> [Records for this exercise]:
=-=-=-=-=
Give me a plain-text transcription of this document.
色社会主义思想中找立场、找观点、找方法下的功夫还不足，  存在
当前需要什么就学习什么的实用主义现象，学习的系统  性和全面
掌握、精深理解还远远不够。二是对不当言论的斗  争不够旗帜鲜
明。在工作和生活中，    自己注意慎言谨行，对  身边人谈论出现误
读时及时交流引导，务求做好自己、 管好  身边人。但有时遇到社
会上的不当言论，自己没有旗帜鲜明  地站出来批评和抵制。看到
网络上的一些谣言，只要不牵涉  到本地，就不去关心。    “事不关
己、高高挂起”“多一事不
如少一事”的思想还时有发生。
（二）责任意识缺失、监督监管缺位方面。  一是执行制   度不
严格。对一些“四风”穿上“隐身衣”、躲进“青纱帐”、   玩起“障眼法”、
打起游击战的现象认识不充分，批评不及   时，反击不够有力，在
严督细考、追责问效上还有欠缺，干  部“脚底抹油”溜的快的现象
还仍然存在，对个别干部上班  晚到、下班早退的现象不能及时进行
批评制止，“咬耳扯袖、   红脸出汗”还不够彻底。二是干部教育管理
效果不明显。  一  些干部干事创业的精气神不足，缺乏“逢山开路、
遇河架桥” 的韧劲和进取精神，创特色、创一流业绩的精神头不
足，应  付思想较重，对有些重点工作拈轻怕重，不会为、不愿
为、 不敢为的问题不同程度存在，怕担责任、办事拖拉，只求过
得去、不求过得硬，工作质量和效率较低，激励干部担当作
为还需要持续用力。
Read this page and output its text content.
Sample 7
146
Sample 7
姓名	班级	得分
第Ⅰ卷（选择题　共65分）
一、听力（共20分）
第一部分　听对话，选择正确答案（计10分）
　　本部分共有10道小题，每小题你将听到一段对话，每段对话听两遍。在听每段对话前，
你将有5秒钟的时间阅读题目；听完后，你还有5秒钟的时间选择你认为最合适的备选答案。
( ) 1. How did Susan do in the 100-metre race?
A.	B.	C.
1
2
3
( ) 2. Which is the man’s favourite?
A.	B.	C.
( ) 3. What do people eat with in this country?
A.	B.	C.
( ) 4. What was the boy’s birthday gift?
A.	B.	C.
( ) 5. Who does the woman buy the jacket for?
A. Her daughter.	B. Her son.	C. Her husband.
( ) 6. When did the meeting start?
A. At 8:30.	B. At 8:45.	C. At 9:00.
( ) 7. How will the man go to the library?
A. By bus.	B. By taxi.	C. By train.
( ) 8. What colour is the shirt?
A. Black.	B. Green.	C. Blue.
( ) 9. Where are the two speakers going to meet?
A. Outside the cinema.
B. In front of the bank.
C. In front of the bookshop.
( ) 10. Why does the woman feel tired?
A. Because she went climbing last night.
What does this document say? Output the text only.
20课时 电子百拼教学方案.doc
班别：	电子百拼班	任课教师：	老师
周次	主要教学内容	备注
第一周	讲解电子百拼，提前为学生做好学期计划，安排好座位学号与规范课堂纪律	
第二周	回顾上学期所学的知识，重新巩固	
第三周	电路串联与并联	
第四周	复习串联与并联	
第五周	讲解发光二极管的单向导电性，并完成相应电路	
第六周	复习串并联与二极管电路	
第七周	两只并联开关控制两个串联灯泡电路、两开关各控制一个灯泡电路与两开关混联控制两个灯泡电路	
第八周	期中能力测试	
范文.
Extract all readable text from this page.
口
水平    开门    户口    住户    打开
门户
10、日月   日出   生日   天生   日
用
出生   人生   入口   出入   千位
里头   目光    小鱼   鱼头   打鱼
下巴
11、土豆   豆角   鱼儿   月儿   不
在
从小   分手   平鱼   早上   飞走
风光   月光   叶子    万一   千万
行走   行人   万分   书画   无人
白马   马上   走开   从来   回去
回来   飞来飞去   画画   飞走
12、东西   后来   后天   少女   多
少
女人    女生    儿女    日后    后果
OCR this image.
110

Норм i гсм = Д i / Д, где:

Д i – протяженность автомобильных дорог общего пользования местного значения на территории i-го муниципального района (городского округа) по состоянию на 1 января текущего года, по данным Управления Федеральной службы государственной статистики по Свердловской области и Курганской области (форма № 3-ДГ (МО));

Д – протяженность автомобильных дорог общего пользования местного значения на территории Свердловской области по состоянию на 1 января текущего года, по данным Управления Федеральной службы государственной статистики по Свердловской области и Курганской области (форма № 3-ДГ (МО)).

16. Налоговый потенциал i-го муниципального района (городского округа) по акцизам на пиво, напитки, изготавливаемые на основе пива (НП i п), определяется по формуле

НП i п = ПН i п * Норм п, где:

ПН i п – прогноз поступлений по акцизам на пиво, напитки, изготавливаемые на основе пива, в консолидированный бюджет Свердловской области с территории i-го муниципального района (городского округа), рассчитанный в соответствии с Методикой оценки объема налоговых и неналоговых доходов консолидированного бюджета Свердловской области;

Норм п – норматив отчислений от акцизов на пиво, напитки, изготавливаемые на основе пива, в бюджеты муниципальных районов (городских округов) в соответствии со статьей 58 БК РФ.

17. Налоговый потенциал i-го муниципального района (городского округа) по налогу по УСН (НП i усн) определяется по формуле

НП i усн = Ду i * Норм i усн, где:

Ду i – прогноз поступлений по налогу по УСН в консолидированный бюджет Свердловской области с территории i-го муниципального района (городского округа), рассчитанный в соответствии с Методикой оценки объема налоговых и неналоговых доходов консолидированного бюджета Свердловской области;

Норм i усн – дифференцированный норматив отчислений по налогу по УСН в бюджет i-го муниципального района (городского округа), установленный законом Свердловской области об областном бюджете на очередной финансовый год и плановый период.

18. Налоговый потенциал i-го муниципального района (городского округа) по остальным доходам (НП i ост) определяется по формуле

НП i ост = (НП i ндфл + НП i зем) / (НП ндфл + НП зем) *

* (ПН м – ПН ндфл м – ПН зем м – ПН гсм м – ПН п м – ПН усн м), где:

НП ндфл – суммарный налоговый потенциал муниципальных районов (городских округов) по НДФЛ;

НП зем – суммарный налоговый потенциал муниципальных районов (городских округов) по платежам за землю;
=-=-=-=-=
> [Written task]:
Your task is to retype all the records above with nothing left out.

> [Worked solution]:
Give me a plain-text transcription of this document.
色社会主义思想中找立场、找观点、找方法下的功夫还不足，  存在
当前需要什么就学习什么的实用主义现象，学习的系统  性和全面
掌握、精深理解还远远不够。二是对不当言论的斗  争不够旗帜鲜
明。在工作和生活中，    自己注意慎言谨行，对  身边人谈论出现误
读时及时交流引导，务求做好自己、 管好  身边人。但有时遇到社
会上的不当言论，自己没有旗帜鲜明  地站出来批评和抵制。看到
网络上的一些谣言，只要不牵涉  到本地，就不去关心。    “事不关
己、高高挂起”“多一事不
如少一事”的思想还时有发生。
（二）责任意识缺失、监督监管缺位方面。  一是执行制   度不
严格。对一些“四风”穿上“隐身衣”、躲进“青纱帐”、   玩起“障眼法”、
打起游击战的现象认识不充分，批评不及   时，反击不够有力，在
严督细考、追责问效上还有欠缺，干  部“脚底抹油”溜的快的现象
还仍然存在，对个别干部上班  晚到、下班早退的现象不能及时进行
批评制止，“咬耳扯袖、   红脸出汗”还不够彻底。二是干部教育管理
效果不明显。  一  些干部干事创业的精气神不足，缺乏“逢山开路、
遇河架桥” 的韧劲和进取精神，创特色、创一流业绩的精神头不
足，应  付思想较重，对有些重点工作拈轻怕重，不会为、不愿
为、 不敢为的问题不同程度存在，怕担责任、办事拖拉，只求过
得去、不求过得硬，工作质量和效率较低，激励干部担当作
为还需要持续用力。
Read this page and output its text content.
Sample 7
146
Sample 7
姓名	班级	得分
第Ⅰ卷（选择题　共65分）
一、听力（共20分）
第一部分　听对话，选择正确答案（计10分）
　　本部分共有10道小题，每小题你将听到一段对话，每段对话听两遍。在听每段对话前，
你将有5秒钟的时间阅读题目；听完后，你还有5秒钟的时间选择你认为最合适的备选答案。
( ) 1. How did Susan do in the 100-metre race?
A.	B.	C.
1
2
3
( ) 2. Which is the man’s favourite?
A.	B.	C.
( ) 3. What do people eat with in this country?
A.	B.	C.
( ) 4. What was the boy’s birthday gift?
A.	B.	C.
( ) 5. Who does the woman buy the jacket for?
A. Her daughter.	B. Her son.	C. Her husband.
( ) 6. When did the meeting start?
A. At 8:30.	B. At 8:45.	C. At 9:00.
( ) 7. How will the man go to the library?
A. By bus.	B. By taxi.	C. By train.
( ) 8. What colour is the shirt?
A. Black.	B. Green.	C. Blue.
( ) 9. Where are the two speakers going to meet?
A. Outside the cinema.
B. In front of the bank.
C. In front of the bookshop.
( ) 10. Why does the woman feel tired?
A. Because she went climbing last night.
What does this document say? Output the text only.
20课时 电子百拼教学方案.doc
班别：	电子百拼班	任课教师：	老师
周次	主要教学内容	备注
第一周	讲解电子百拼，提前为学生做好学期计划，安排好座位学号与规范课堂纪律	
第二周	回顾上学期所学的知识，重新巩固	
第三周	电路串联与并联	
第四周	复习串联与并联	
第五周	讲解发光二极管的单向导电性，并完成相应电路	
第六周	复习串并联与二极管电路	
第七周	两只并联开关控制两个串联灯泡电路、两开关各控制一个灯泡电路与两开关混联控制两个灯泡电路	
第八周	期中能力测试	
范文.
Extract all readable text from this page.
口
水平    开门    户口    住户    打开
门户
10、日月   日出   生日   天生   日
用
出生   人生   入口   出入   千位
里头   目光    小鱼   鱼头   打鱼
下巴
11、土豆   豆角   鱼儿   月儿   不
在
从小   分手   平鱼   早上   飞走
风光   月光   叶子    万一   千万
行走   行人   万分   书画   无人
白马   马上   走开   从来   回去
回来   飞来飞去   画画   飞走
12、东西   后来   后天   少女   多
少
女人    女生    儿女    日后    后果
OCR this image.
110

Норм i гсм = Д i / Д, где:

Д i – протяженность автомобильных дорог общего пользования местного значения на территории i-го муниципального района (городского округа) по состоянию на 1 января текущего года, по данным Управления Федеральной службы государственной статистики по Свердловской области и Курганской области (форма № 3-ДГ (МО));

Д – протяженность автомобильных дорог общего пользования местного значения на территории Свердловской области по состоянию на 1 января текущего года, по данным Управления Федеральной службы государственной статистики по Свердловской области и Курганской области (форма № 3-ДГ (МО)).

16. Налоговый потенциал i-го муниципального района (городского округа) по акцизам на пиво, напитки, изготавливаемые на основе пива (НП i п), определяется по формуле

НП i п = ПН i п * Норм п, где:

ПН i п – прогноз поступлений по акцизам на пиво, напитки, изготавливаемые на основе пива, в консолидированный бюджет Свердловской области с территории i-го муниципального района (городского округа), рассчитанный в соответствии с Методикой оценки объема налоговых и неналоговых доходов консолидированного бюджета Свердловской области;

Норм п – норматив отчислений от акцизов на пиво, напитки, изготавливаемые на основе пива, в бюджеты муниципальных районов (городских округов) в соответствии со статьей 58 БК РФ.

17. Налоговый потенциал i-го муниципального района (городского округа) по налогу по УСН (НП i усн) определяется по формуле

НП i усн = Ду i * Норм i усн, где:

Ду i – прогноз поступлений по налогу по УСН в консолидированный бюджет Свердловской области с территории i-го муниципального района (городского округа), рассчитанный в соответствии с Методикой оценки объема налоговых и неналоговых доходов консолидированного бюджета Свердловской области;

Норм i усн – дифференцированный норматив отчислений по налогу по УСН в бюджет i-го муниципального района (городского округа), установленный законом Свердловской области об областном бюджете на очередной финансовый год и плановый период.

18. Налоговый потенциал i-го муниципального района (городского округа) по остальным доходам (НП i ост) определяется по формуле

НП i ост = (НП i ндфл + НП i зем) / (НП ндфл + НП зем) *

* (ПН м – ПН ндфл м – ПН зем м – ПН гсм м – ПН п м – ПН усн м), где:

НП ндфл – суммарный налоговый потенциал муниципальных районов (городских округов) по НДФЛ;

НП зем – суммарный налоговый потенциал муниципальных районов (городских округов) по платежам за землю;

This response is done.